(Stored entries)
Begin

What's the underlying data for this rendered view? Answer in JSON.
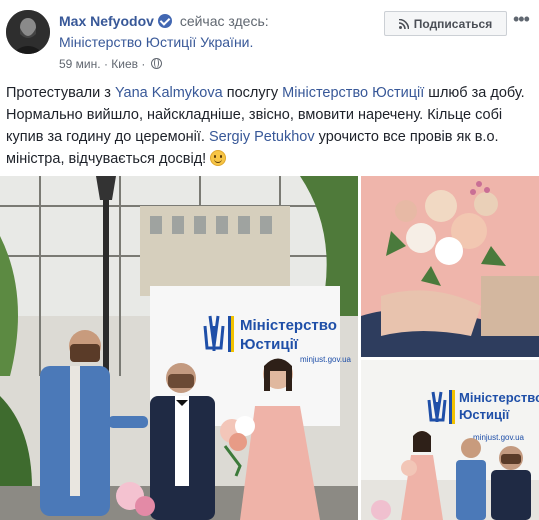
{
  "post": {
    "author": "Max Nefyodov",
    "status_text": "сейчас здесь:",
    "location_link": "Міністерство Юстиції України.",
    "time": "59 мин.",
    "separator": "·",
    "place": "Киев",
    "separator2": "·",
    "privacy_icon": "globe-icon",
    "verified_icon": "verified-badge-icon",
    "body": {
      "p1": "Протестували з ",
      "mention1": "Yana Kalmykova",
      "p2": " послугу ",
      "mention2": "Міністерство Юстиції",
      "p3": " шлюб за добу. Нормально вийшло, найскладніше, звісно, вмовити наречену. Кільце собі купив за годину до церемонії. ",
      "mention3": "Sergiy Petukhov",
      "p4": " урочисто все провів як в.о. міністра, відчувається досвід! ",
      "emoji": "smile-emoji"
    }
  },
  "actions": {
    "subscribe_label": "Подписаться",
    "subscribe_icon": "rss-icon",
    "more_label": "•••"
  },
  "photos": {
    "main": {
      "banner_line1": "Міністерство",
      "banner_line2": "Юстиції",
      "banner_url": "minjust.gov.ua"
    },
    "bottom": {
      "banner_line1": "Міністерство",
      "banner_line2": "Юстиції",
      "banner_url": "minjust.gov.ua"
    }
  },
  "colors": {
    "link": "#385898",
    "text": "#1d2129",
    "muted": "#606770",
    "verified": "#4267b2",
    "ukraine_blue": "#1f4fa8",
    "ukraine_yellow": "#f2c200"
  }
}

End

Aim of the task —
The pictures should not appear in the copy; every other part of the records above must be returned exactly.

Output —
What's the underlying data for this rendered view? Answer in JSON.
{
  "post": {
    "author": "Max Nefyodov",
    "status_text": "сейчас здесь:",
    "location_link": "Міністерство Юстиції України.",
    "time": "59 мин.",
    "separator": "·",
    "place": "Киев",
    "separator2": "·",
    "privacy_icon": "globe-icon",
    "verified_icon": "verified-badge-icon",
    "body": {
      "p1": "Протестували з ",
      "mention1": "Yana Kalmykova",
      "p2": " послугу ",
      "mention2": "Міністерство Юстиції",
      "p3": " шлюб за добу. Нормально вийшло, найскладніше, звісно, вмовити наречену. Кільце собі купив за годину до церемонії. ",
      "mention3": "Sergiy Petukhov",
      "p4": " урочисто все провів як в.о. міністра, відчувається досвід! ",
      "emoji": "smile-emoji"
    }
  },
  "actions": {
    "subscribe_label": "Подписаться",
    "subscribe_icon": "rss-icon",
    "more_label": "•••"
  },
  "photos": {
    "main": {
      "banner_line1": "Міністерство",
      "banner_line2": "Юстиції",
      "banner_url": "minjust.gov.ua"
    },
    "bottom": {
      "banner_line1": "Міністерство",
      "banner_line2": "Юстиції",
      "banner_url": "minjust.gov.ua"
    }
  },
  "colors": {
    "link": "#385898",
    "text": "#1d2129",
    "muted": "#606770",
    "verified": "#4267b2",
    "ukraine_blue": "#1f4fa8",
    "ukraine_yellow": "#f2c200"
  }
}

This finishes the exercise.